─── RECORD SET ───

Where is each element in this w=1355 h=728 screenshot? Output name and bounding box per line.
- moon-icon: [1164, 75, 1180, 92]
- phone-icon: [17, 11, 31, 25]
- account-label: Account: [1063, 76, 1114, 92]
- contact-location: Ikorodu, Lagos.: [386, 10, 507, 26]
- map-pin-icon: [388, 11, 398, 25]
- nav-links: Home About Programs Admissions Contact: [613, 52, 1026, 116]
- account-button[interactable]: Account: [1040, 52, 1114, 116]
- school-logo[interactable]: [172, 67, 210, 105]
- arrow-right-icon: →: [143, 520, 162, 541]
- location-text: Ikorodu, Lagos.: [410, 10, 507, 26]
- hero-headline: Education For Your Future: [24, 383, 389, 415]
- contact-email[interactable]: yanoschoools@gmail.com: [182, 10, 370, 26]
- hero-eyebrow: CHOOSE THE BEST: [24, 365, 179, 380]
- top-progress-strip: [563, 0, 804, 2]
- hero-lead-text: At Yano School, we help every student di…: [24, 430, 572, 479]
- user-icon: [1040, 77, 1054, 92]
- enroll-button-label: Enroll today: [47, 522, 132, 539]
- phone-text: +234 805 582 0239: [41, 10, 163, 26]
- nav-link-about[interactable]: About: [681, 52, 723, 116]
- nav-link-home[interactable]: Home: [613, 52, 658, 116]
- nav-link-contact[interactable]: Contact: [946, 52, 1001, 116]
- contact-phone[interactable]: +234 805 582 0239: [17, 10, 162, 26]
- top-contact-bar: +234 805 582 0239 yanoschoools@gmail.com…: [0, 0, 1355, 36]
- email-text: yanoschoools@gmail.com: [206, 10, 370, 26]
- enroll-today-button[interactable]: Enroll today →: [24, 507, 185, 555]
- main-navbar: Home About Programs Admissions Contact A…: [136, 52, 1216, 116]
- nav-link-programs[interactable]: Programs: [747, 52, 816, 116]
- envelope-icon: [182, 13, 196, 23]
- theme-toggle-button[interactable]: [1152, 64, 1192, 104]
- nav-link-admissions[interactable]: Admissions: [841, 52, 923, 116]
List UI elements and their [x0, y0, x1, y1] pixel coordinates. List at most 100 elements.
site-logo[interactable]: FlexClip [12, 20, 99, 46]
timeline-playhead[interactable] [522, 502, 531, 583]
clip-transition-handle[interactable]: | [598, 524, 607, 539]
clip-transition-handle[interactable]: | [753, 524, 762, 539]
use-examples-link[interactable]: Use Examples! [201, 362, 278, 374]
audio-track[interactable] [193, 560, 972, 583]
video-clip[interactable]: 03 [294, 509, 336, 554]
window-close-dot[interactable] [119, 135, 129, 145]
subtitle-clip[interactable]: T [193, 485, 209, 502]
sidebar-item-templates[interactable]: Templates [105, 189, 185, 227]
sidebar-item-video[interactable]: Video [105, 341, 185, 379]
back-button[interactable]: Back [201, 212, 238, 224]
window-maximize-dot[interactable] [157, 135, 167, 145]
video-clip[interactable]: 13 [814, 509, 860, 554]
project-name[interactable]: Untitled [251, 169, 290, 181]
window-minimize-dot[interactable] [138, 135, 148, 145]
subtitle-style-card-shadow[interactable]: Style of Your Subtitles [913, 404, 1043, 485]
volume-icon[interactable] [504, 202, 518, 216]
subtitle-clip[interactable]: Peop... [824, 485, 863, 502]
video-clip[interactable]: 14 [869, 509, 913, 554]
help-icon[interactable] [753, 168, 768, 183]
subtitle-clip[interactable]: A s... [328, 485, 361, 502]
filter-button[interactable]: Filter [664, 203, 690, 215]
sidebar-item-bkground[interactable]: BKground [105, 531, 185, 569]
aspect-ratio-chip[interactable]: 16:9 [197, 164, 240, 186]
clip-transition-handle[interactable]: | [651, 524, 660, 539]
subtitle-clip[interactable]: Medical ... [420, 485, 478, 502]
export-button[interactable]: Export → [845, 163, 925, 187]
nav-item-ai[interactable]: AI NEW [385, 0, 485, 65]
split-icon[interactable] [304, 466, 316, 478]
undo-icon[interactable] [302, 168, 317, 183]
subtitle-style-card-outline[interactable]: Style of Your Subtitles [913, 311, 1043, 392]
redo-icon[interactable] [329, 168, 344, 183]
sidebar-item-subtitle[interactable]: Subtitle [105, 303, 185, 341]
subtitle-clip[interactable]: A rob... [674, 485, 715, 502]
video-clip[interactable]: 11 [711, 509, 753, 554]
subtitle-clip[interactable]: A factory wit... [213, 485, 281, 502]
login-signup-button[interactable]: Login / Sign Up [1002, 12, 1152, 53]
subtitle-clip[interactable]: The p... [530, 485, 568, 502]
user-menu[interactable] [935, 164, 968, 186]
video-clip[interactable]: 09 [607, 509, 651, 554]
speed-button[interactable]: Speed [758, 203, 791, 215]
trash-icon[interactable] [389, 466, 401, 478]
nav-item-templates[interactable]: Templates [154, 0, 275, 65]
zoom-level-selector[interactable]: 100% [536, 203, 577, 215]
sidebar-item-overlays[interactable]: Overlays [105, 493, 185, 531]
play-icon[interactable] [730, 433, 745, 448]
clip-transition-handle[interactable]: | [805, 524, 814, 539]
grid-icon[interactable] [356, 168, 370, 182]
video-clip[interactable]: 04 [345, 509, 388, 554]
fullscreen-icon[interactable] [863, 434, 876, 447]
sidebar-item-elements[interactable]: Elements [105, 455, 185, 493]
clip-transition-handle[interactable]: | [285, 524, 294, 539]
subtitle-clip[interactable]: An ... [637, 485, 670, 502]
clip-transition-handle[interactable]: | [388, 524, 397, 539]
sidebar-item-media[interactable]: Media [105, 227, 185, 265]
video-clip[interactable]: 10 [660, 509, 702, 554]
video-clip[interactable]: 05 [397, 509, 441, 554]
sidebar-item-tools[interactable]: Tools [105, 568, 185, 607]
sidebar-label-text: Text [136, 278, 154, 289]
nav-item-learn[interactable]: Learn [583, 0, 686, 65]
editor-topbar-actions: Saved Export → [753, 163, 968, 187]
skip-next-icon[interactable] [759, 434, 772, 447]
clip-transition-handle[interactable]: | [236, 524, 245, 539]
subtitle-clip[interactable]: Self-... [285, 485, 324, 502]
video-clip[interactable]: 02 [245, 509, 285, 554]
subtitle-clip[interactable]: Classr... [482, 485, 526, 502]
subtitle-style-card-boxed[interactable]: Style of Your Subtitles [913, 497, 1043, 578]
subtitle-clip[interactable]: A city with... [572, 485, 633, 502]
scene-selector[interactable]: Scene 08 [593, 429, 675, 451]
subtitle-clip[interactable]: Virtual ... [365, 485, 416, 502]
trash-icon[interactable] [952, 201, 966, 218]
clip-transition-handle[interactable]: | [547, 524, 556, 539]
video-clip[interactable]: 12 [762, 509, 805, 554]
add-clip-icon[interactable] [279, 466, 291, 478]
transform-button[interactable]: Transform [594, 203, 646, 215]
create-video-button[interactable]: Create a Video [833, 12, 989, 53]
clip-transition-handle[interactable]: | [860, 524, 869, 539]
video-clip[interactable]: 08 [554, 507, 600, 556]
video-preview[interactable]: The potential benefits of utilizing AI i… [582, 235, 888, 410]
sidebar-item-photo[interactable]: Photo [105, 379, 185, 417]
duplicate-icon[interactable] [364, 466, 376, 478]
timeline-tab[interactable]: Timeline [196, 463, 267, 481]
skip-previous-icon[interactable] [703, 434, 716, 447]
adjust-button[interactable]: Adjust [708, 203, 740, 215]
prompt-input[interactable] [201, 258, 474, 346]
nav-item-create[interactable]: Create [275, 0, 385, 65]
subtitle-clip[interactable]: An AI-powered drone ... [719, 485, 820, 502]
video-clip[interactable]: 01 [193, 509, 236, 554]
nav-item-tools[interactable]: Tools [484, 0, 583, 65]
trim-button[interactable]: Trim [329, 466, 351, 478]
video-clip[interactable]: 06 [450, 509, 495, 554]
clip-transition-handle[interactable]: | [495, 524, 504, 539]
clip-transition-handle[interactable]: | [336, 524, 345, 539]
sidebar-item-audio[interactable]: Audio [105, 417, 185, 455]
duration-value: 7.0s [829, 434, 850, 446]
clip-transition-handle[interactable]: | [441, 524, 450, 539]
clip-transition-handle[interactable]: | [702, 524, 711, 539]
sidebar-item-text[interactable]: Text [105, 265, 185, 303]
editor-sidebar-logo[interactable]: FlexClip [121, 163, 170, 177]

───

Swap "Ikorodu" for "Epe" in the stretch of entries from the start through the line that contains "- user-icon: [1040, 77, 1054, 92]", and leave everything else in those lines unchanged.

*RESPONSE TO THIS EXERCISE:*
Where is each element in this w=1355 h=728 screenshot? Output name and bounding box per line.
- moon-icon: [1164, 75, 1180, 92]
- phone-icon: [17, 11, 31, 25]
- account-label: Account: [1063, 76, 1114, 92]
- contact-location: Epe, Lagos.: [386, 10, 507, 26]
- map-pin-icon: [388, 11, 398, 25]
- nav-links: Home About Programs Admissions Contact: [613, 52, 1026, 116]
- account-button[interactable]: Account: [1040, 52, 1114, 116]
- school-logo[interactable]: [172, 67, 210, 105]
- arrow-right-icon: →: [143, 520, 162, 541]
- location-text: Epe, Lagos.: [410, 10, 507, 26]
- hero-headline: Education For Your Future: [24, 383, 389, 415]
- contact-email[interactable]: yanoschoools@gmail.com: [182, 10, 370, 26]
- hero-eyebrow: CHOOSE THE BEST: [24, 365, 179, 380]
- top-progress-strip: [563, 0, 804, 2]
- hero-lead-text: At Yano School, we help every student di…: [24, 430, 572, 479]
- user-icon: [1040, 77, 1054, 92]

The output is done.